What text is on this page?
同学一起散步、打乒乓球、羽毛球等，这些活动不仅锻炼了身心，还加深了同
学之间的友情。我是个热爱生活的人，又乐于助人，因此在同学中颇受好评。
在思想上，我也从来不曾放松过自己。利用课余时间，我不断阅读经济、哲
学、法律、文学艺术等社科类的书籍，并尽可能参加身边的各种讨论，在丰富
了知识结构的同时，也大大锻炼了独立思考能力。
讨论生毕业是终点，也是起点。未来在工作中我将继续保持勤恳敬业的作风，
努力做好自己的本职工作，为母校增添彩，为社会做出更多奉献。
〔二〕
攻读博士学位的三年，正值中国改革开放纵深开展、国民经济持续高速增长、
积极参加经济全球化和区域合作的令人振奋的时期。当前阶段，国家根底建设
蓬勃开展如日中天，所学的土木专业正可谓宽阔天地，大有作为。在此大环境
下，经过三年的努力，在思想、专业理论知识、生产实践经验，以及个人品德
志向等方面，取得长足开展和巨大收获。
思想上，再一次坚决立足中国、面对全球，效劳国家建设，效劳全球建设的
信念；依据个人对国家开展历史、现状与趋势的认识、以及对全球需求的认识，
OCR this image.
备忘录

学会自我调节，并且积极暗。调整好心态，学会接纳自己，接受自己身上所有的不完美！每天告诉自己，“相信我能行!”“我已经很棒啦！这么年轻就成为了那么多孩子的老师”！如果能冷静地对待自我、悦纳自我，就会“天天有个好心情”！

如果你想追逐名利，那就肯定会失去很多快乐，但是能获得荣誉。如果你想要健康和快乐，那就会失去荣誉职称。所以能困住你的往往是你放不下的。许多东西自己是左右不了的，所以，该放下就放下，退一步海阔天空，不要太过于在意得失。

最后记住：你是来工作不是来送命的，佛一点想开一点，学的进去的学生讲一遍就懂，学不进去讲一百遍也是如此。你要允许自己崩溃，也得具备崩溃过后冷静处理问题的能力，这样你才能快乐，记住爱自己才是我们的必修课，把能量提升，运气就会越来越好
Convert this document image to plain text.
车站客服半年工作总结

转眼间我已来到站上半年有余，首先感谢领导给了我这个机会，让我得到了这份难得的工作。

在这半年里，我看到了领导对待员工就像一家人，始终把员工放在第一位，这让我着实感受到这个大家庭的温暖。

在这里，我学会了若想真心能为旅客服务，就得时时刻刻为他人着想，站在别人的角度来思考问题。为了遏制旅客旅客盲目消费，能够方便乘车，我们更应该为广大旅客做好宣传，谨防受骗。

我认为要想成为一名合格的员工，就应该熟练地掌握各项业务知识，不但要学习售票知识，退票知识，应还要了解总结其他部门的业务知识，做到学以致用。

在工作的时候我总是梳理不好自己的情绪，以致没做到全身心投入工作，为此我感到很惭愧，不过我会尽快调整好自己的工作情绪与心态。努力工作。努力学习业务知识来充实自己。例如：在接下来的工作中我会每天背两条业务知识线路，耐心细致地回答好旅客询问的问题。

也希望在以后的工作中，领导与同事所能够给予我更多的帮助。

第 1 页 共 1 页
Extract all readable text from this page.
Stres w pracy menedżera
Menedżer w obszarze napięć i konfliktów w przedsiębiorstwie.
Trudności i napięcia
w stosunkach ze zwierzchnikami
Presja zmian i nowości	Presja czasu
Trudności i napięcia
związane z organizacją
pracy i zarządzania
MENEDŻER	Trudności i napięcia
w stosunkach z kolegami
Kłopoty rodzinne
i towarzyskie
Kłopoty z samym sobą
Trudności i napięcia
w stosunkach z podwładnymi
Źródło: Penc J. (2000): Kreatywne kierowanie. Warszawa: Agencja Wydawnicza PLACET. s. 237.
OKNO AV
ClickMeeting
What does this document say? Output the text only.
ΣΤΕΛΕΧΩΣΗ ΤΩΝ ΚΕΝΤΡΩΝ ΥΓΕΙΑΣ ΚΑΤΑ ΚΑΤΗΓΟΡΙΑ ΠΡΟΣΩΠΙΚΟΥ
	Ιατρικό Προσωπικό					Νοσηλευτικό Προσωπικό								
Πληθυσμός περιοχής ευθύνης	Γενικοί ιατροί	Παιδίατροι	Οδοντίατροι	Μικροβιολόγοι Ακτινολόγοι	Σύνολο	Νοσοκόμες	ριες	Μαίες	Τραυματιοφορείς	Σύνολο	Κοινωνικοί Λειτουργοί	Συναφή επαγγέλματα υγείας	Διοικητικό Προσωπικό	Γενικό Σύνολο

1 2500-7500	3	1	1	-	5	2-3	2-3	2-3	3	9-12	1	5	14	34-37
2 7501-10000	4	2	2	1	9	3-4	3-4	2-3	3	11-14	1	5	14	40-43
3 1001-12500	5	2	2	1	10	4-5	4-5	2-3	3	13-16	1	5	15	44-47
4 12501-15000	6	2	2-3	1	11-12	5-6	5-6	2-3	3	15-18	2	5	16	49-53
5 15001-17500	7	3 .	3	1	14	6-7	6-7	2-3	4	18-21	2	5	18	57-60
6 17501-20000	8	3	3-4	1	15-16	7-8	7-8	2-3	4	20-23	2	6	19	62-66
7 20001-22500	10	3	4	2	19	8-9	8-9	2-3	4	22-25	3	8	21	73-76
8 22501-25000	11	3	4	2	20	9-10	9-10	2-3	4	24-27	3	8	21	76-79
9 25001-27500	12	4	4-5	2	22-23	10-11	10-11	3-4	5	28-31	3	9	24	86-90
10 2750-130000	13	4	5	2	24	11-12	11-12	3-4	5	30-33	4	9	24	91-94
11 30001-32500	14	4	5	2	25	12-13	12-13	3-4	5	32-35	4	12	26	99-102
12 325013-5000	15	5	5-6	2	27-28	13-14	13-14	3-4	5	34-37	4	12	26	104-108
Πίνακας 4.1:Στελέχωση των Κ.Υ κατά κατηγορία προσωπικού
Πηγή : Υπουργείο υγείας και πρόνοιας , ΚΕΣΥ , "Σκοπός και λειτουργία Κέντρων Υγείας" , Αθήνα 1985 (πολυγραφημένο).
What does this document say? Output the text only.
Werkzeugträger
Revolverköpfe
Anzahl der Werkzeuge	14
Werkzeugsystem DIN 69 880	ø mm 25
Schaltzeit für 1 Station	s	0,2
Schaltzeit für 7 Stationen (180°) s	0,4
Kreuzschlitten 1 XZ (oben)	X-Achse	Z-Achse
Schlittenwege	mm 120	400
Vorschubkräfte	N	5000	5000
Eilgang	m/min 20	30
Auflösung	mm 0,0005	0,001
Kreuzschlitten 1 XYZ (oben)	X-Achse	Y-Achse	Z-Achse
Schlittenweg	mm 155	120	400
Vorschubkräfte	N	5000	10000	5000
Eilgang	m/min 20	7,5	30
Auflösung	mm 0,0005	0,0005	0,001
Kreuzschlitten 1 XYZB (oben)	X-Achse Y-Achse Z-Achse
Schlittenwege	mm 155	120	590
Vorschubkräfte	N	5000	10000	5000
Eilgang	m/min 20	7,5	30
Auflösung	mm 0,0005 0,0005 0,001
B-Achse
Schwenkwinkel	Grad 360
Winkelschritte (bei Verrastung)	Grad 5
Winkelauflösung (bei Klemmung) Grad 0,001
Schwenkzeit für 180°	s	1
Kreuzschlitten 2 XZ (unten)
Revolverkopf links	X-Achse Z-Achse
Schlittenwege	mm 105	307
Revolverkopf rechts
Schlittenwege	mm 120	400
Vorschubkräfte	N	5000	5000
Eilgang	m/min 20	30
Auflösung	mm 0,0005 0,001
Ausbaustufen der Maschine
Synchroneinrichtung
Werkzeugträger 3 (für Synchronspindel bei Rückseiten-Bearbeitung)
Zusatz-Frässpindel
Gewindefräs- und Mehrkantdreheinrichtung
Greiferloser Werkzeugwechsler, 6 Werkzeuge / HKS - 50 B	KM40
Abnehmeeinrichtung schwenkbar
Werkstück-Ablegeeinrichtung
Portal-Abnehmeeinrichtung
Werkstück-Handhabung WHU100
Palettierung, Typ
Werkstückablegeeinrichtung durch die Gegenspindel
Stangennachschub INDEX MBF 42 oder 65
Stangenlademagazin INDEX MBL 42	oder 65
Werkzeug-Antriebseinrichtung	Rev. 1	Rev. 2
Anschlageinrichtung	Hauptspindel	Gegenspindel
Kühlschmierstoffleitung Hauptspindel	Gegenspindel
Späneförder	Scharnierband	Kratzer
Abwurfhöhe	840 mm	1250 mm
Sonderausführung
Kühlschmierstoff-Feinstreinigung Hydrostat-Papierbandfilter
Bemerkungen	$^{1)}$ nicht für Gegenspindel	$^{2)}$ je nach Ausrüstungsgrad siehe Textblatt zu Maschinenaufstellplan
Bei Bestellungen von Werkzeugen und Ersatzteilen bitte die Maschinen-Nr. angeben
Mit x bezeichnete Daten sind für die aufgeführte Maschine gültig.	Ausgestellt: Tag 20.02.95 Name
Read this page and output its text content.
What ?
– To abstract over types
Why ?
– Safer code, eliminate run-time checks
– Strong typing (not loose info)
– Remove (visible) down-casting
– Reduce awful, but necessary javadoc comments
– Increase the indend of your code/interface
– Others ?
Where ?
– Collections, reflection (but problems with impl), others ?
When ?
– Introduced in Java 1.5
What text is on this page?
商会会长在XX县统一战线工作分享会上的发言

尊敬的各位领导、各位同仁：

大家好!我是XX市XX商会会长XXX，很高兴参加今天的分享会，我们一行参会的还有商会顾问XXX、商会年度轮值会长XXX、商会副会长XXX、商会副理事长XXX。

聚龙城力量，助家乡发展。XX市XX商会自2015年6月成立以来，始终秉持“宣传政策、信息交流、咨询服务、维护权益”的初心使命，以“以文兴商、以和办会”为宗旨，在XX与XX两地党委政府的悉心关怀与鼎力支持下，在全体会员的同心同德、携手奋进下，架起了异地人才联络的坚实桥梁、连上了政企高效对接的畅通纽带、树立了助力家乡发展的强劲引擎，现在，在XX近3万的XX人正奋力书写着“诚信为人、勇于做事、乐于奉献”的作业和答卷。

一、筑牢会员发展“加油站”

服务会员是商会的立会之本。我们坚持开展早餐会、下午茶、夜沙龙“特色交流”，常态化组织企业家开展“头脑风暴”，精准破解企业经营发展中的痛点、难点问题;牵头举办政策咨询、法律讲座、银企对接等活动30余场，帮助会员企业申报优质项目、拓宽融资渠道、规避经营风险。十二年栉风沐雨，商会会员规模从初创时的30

§ §

Every line that holds the word "υγείας" should be extracted.

Πληθυσμός περιοχής ευθύνης	Γενικοί ιατροί	Παιδίατροι	Οδοντίατροι	Μικροβιολόγοι Ακτινολόγοι	Σύνολο	Νοσοκόμες	ριες	Μαίες	Τραυματιοφορείς	Σύνολο	Κοινωνικοί Λειτουργοί	Συναφή επαγγέλματα υγείας	Διοικητικό Προσωπικό	Γενικό Σύνολο
Πηγή : Υπουργείο υγείας και πρόνοιας , ΚΕΣΥ , "Σκοπός και λειτουργία Κέντρων Υγείας" , Αθήνα 1985 (πολυγραφημένο).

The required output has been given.